:: Dataset extract ::
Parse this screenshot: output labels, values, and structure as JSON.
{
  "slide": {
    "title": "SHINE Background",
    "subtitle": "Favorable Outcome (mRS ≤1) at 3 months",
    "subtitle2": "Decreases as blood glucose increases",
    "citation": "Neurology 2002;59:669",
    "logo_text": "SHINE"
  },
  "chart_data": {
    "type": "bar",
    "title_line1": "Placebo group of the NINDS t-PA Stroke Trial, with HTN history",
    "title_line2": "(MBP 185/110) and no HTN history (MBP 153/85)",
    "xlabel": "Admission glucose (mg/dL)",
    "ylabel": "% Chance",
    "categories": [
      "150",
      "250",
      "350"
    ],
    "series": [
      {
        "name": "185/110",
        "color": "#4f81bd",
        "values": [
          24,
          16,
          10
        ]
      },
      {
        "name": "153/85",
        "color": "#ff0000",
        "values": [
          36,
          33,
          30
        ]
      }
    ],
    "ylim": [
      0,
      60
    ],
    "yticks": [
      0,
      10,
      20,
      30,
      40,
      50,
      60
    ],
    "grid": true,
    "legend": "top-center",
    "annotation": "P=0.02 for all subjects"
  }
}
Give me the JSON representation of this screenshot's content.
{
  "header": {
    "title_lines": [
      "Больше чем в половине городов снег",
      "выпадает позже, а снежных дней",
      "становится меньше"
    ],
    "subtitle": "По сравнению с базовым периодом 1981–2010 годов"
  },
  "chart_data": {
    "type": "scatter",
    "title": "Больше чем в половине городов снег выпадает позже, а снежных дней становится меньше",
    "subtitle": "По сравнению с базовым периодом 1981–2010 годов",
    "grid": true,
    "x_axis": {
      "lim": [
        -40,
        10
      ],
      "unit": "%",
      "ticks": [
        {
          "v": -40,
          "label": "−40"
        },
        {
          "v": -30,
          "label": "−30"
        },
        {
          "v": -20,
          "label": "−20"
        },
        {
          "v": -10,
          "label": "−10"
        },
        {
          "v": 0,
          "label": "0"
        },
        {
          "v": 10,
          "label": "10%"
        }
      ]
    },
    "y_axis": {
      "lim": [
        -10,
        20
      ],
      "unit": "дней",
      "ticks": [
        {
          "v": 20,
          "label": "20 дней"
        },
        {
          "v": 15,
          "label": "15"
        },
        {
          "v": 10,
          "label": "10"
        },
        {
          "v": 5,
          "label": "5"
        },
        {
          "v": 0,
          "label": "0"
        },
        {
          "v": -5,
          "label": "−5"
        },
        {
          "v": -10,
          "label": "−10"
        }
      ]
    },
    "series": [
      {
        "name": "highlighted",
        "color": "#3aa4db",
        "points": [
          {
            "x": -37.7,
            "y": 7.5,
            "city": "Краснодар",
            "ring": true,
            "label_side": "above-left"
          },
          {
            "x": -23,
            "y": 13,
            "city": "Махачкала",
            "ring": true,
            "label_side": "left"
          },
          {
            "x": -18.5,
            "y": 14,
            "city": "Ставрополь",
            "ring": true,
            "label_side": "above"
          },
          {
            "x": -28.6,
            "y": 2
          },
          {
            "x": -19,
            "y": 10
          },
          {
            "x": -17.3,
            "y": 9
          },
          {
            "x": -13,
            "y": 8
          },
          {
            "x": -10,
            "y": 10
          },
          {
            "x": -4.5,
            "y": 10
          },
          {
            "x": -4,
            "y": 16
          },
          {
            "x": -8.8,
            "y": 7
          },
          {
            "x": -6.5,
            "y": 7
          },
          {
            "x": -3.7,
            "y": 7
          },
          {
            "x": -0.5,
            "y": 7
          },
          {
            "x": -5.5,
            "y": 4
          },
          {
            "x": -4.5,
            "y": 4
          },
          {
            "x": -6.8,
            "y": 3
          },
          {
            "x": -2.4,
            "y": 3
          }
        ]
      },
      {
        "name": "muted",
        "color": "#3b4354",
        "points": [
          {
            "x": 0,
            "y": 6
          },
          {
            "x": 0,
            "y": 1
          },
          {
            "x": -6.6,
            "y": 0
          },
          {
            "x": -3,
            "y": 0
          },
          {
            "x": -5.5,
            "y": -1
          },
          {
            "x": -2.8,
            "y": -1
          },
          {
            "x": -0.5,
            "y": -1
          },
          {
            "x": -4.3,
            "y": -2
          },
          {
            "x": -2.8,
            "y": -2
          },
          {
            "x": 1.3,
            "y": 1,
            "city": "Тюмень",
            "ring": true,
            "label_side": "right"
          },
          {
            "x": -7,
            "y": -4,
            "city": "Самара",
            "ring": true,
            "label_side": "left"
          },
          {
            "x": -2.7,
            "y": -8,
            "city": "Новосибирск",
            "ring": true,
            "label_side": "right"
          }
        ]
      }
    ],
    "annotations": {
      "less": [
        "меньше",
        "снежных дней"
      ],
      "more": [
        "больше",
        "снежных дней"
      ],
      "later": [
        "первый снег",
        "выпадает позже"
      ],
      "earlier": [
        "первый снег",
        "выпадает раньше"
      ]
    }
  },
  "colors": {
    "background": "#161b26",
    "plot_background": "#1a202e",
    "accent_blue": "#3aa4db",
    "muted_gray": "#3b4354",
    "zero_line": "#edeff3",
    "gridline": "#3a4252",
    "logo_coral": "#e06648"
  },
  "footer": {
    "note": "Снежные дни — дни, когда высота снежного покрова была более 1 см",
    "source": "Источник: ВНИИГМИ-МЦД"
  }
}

:: Task brief ::
Print the whole listing exactly as it is.

:: Solution to the exercise ::
Parse this screenshot: output labels, values, and structure as JSON.
{
  "slide": {
    "title": "SHINE Background",
    "subtitle": "Favorable Outcome (mRS ≤1) at 3 months",
    "subtitle2": "Decreases as blood glucose increases",
    "citation": "Neurology 2002;59:669",
    "logo_text": "SHINE"
  },
  "chart_data": {
    "type": "bar",
    "title_line1": "Placebo group of the NINDS t-PA Stroke Trial, with HTN history",
    "title_line2": "(MBP 185/110) and no HTN history (MBP 153/85)",
    "xlabel": "Admission glucose (mg/dL)",
    "ylabel": "% Chance",
    "categories": [
      "150",
      "250",
      "350"
    ],
    "series": [
      {
        "name": "185/110",
        "color": "#4f81bd",
        "values": [
          24,
          16,
          10
        ]
      },
      {
        "name": "153/85",
        "color": "#ff0000",
        "values": [
          36,
          33,
          30
        ]
      }
    ],
    "ylim": [
      0,
      60
    ],
    "yticks": [
      0,
      10,
      20,
      30,
      40,
      50,
      60
    ],
    "grid": true,
    "legend": "top-center",
    "annotation": "P=0.02 for all subjects"
  }
}
Give me the JSON representation of this screenshot's content.
{
  "header": {
    "title_lines": [
      "Больше чем в половине городов снег",
      "выпадает позже, а снежных дней",
      "становится меньше"
    ],
    "subtitle": "По сравнению с базовым периодом 1981–2010 годов"
  },
  "chart_data": {
    "type": "scatter",
    "title": "Больше чем в половине городов снег выпадает позже, а снежных дней становится меньше",
    "subtitle": "По сравнению с базовым периодом 1981–2010 годов",
    "grid": true,
    "x_axis": {
      "lim": [
        -40,
        10
      ],
      "unit": "%",
      "ticks": [
        {
          "v": -40,
          "label": "−40"
        },
        {
          "v": -30,
          "label": "−30"
        },
        {
          "v": -20,
          "label": "−20"
        },
        {
          "v": -10,
          "label": "−10"
        },
        {
          "v": 0,
          "label": "0"
        },
        {
          "v": 10,
          "label": "10%"
        }
      ]
    },
    "y_axis": {
      "lim": [
        -10,
        20
      ],
      "unit": "дней",
      "ticks": [
        {
          "v": 20,
          "label": "20 дней"
        },
        {
          "v": 15,
          "label": "15"
        },
        {
          "v": 10,
          "label": "10"
        },
        {
          "v": 5,
          "label": "5"
        },
        {
          "v": 0,
          "label": "0"
        },
        {
          "v": -5,
          "label": "−5"
        },
        {
          "v": -10,
          "label": "−10"
        }
      ]
    },
    "series": [
      {
        "name": "highlighted",
        "color": "#3aa4db",
        "points": [
          {
            "x": -37.7,
            "y": 7.5,
            "city": "Краснодар",
            "ring": true,
            "label_side": "above-left"
          },
          {
            "x": -23,
            "y": 13,
            "city": "Махачкала",
            "ring": true,
            "label_side": "left"
          },
          {
            "x": -18.5,
            "y": 14,
            "city": "Ставрополь",
            "ring": true,
            "label_side": "above"
          },
          {
            "x": -28.6,
            "y": 2
          },
          {
            "x": -19,
            "y": 10
          },
          {
            "x": -17.3,
            "y": 9
          },
          {
            "x": -13,
            "y": 8
          },
          {
            "x": -10,
            "y": 10
          },
          {
            "x": -4.5,
            "y": 10
          },
          {
            "x": -4,
            "y": 16
          },
          {
            "x": -8.8,
            "y": 7
          },
          {
            "x": -6.5,
            "y": 7
          },
          {
            "x": -3.7,
            "y": 7
          },
          {
            "x": -0.5,
            "y": 7
          },
          {
            "x": -5.5,
            "y": 4
          },
          {
            "x": -4.5,
            "y": 4
          },
          {
            "x": -6.8,
            "y": 3
          },
          {
            "x": -2.4,
            "y": 3
          }
        ]
      },
      {
        "name": "muted",
        "color": "#3b4354",
        "points": [
          {
            "x": 0,
            "y": 6
          },
          {
            "x": 0,
            "y": 1
          },
          {
            "x": -6.6,
            "y": 0
          },
          {
            "x": -3,
            "y": 0
          },
          {
            "x": -5.5,
            "y": -1
          },
          {
            "x": -2.8,
            "y": -1
          },
          {
            "x": -0.5,
            "y": -1
          },
          {
            "x": -4.3,
            "y": -2
          },
          {
            "x": -2.8,
            "y": -2
          },
          {
            "x": 1.3,
            "y": 1,
            "city": "Тюмень",
            "ring": true,
            "label_side": "right"
          },
          {
            "x": -7,
            "y": -4,
            "city": "Самара",
            "ring": true,
            "label_side": "left"
          },
          {
            "x": -2.7,
            "y": -8,
            "city": "Новосибирск",
            "ring": true,
            "label_side": "right"
          }
        ]
      }
    ],
    "annotations": {
      "less": [
        "меньше",
        "снежных дней"
      ],
      "more": [
        "больше",
        "снежных дней"
      ],
      "later": [
        "первый снег",
        "выпадает позже"
      ],
      "earlier": [
        "первый снег",
        "выпадает раньше"
      ]
    }
  },
  "colors": {
    "background": "#161b26",
    "plot_background": "#1a202e",
    "accent_blue": "#3aa4db",
    "muted_gray": "#3b4354",
    "zero_line": "#edeff3",
    "gridline": "#3a4252",
    "logo_coral": "#e06648"
  },
  "footer": {
    "note": "Снежные дни — дни, когда высота снежного покрова была более 1 см",
    "source": "Источник: ВНИИГМИ-МЦД"
  }
}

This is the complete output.